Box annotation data

========================

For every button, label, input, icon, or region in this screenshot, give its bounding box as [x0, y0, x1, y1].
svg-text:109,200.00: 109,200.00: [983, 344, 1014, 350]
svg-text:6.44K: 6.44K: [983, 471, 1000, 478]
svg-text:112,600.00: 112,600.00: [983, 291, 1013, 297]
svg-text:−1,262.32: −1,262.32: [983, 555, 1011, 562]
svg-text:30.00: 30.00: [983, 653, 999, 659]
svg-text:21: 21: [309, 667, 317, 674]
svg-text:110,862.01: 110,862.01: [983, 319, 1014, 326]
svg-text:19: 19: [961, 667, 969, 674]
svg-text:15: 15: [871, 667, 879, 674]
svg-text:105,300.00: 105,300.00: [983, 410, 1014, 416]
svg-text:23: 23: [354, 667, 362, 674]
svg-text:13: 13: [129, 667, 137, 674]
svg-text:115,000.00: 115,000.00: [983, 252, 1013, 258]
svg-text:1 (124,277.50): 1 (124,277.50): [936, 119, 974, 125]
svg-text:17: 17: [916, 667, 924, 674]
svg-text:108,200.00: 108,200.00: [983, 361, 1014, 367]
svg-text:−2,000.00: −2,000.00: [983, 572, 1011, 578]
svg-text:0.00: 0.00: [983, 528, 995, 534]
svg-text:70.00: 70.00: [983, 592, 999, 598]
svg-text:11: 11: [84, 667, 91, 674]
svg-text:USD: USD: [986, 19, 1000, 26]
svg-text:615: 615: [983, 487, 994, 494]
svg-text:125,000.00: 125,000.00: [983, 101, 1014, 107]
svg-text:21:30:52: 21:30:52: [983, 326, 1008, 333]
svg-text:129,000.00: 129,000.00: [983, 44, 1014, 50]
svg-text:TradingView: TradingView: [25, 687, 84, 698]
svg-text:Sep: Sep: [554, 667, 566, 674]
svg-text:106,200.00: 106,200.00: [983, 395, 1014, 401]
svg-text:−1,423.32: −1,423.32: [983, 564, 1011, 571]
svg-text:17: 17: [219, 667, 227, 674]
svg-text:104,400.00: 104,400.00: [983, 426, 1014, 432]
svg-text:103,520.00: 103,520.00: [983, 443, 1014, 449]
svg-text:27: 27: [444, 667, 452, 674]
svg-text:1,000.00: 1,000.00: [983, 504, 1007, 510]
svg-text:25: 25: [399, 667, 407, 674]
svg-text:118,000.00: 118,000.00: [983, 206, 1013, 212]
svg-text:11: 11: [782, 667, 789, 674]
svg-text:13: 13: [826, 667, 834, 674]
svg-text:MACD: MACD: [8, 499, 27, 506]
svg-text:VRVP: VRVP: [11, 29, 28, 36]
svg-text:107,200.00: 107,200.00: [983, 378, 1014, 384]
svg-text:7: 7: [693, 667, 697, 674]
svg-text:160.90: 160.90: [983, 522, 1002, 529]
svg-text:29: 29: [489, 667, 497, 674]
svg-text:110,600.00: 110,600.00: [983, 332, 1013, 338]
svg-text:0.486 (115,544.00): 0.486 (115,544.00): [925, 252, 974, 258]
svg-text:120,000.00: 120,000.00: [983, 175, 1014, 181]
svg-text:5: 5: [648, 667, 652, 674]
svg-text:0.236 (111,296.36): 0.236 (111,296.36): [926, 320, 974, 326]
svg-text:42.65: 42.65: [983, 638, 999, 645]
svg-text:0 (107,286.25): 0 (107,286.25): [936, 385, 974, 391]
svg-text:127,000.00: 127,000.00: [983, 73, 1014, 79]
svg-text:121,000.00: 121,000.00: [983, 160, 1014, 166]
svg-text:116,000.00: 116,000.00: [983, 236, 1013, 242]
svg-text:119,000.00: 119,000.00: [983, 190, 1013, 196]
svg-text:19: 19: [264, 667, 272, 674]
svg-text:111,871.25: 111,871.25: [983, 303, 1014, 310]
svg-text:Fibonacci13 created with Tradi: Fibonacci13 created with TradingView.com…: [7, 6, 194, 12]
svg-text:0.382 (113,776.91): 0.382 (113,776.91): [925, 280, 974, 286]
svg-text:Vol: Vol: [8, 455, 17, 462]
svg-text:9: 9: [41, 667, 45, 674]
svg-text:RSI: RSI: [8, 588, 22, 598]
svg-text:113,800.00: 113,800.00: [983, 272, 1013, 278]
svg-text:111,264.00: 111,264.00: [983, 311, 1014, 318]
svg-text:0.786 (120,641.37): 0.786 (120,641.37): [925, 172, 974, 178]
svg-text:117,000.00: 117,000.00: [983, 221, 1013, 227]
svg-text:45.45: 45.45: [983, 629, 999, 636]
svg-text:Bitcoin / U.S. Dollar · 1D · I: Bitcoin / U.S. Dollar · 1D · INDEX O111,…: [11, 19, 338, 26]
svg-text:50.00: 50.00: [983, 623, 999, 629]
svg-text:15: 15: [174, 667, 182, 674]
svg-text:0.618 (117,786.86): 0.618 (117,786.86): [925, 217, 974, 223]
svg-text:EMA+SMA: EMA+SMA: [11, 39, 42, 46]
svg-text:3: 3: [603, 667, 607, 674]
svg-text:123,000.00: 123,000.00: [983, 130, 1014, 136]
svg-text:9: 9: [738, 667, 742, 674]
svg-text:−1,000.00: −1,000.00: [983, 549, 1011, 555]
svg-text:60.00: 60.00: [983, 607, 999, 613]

========================

▶ **Task details**: Please repeat all of the data above line for line, changing nothing.

▶ **Solution to this task**:
For every button, label, input, icon, or region in this screenshot, give its bounding box as [x0, y0, x1, y1].
svg-text:109,200.00: 109,200.00: [983, 344, 1014, 350]
svg-text:6.44K: 6.44K: [983, 471, 1000, 478]
svg-text:112,600.00: 112,600.00: [983, 291, 1013, 297]
svg-text:−1,262.32: −1,262.32: [983, 555, 1011, 562]
svg-text:30.00: 30.00: [983, 653, 999, 659]
svg-text:21: 21: [309, 667, 317, 674]
svg-text:110,862.01: 110,862.01: [983, 319, 1014, 326]
svg-text:19: 19: [961, 667, 969, 674]
svg-text:15: 15: [871, 667, 879, 674]
svg-text:105,300.00: 105,300.00: [983, 410, 1014, 416]
svg-text:23: 23: [354, 667, 362, 674]
svg-text:13: 13: [129, 667, 137, 674]
svg-text:115,000.00: 115,000.00: [983, 252, 1013, 258]
svg-text:1 (124,277.50): 1 (124,277.50): [936, 119, 974, 125]
svg-text:17: 17: [916, 667, 924, 674]
svg-text:108,200.00: 108,200.00: [983, 361, 1014, 367]
svg-text:−2,000.00: −2,000.00: [983, 572, 1011, 578]
svg-text:0.00: 0.00: [983, 528, 995, 534]
svg-text:70.00: 70.00: [983, 592, 999, 598]
svg-text:11: 11: [84, 667, 91, 674]
svg-text:USD: USD: [986, 19, 1000, 26]
svg-text:615: 615: [983, 487, 994, 494]
svg-text:125,000.00: 125,000.00: [983, 101, 1014, 107]
svg-text:21:30:52: 21:30:52: [983, 326, 1008, 333]
svg-text:129,000.00: 129,000.00: [983, 44, 1014, 50]
svg-text:TradingView: TradingView: [25, 687, 84, 698]
svg-text:Sep: Sep: [554, 667, 566, 674]
svg-text:106,200.00: 106,200.00: [983, 395, 1014, 401]
svg-text:−1,423.32: −1,423.32: [983, 564, 1011, 571]
svg-text:17: 17: [219, 667, 227, 674]
svg-text:104,400.00: 104,400.00: [983, 426, 1014, 432]
svg-text:103,520.00: 103,520.00: [983, 443, 1014, 449]
svg-text:27: 27: [444, 667, 452, 674]
svg-text:1,000.00: 1,000.00: [983, 504, 1007, 510]
svg-text:25: 25: [399, 667, 407, 674]
svg-text:118,000.00: 118,000.00: [983, 206, 1013, 212]
svg-text:11: 11: [782, 667, 789, 674]
svg-text:13: 13: [826, 667, 834, 674]
svg-text:MACD: MACD: [8, 499, 27, 506]
svg-text:VRVP: VRVP: [11, 29, 28, 36]
svg-text:107,200.00: 107,200.00: [983, 378, 1014, 384]
svg-text:7: 7: [693, 667, 697, 674]
svg-text:160.90: 160.90: [983, 522, 1002, 529]
svg-text:29: 29: [489, 667, 497, 674]
svg-text:110,600.00: 110,600.00: [983, 332, 1013, 338]
svg-text:0.486 (115,544.00): 0.486 (115,544.00): [925, 252, 974, 258]
svg-text:120,000.00: 120,000.00: [983, 175, 1014, 181]
svg-text:5: 5: [648, 667, 652, 674]
svg-text:0.236 (111,296.36): 0.236 (111,296.36): [926, 320, 974, 326]
svg-text:42.65: 42.65: [983, 638, 999, 645]
svg-text:0 (107,286.25): 0 (107,286.25): [936, 385, 974, 391]
svg-text:127,000.00: 127,000.00: [983, 73, 1014, 79]
svg-text:121,000.00: 121,000.00: [983, 160, 1014, 166]
svg-text:116,000.00: 116,000.00: [983, 236, 1013, 242]
svg-text:119,000.00: 119,000.00: [983, 190, 1013, 196]
svg-text:19: 19: [264, 667, 272, 674]
svg-text:111,871.25: 111,871.25: [983, 303, 1014, 310]
svg-text:Fibonacci13 created with Tradi: Fibonacci13 created with TradingView.com…: [7, 6, 194, 12]
svg-text:0.382 (113,776.91): 0.382 (113,776.91): [925, 280, 974, 286]
svg-text:Vol: Vol: [8, 455, 17, 462]
svg-text:9: 9: [41, 667, 45, 674]
svg-text:RSI: RSI: [8, 588, 22, 598]
svg-text:113,800.00: 113,800.00: [983, 272, 1013, 278]
svg-text:111,264.00: 111,264.00: [983, 311, 1014, 318]
svg-text:0.786 (120,641.37): 0.786 (120,641.37): [925, 172, 974, 178]
svg-text:117,000.00: 117,000.00: [983, 221, 1013, 227]
svg-text:45.45: 45.45: [983, 629, 999, 636]
svg-text:Bitcoin / U.S. Dollar · 1D · I: Bitcoin / U.S. Dollar · 1D · INDEX O111,…: [11, 19, 338, 26]
svg-text:50.00: 50.00: [983, 623, 999, 629]
svg-text:15: 15: [174, 667, 182, 674]
svg-text:0.618 (117,786.86): 0.618 (117,786.86): [925, 217, 974, 223]
svg-text:EMA+SMA: EMA+SMA: [11, 39, 42, 46]
svg-text:3: 3: [603, 667, 607, 674]
svg-text:123,000.00: 123,000.00: [983, 130, 1014, 136]
svg-text:9: 9: [738, 667, 742, 674]
svg-text:−1,000.00: −1,000.00: [983, 549, 1011, 555]
svg-text:60.00: 60.00: [983, 607, 999, 613]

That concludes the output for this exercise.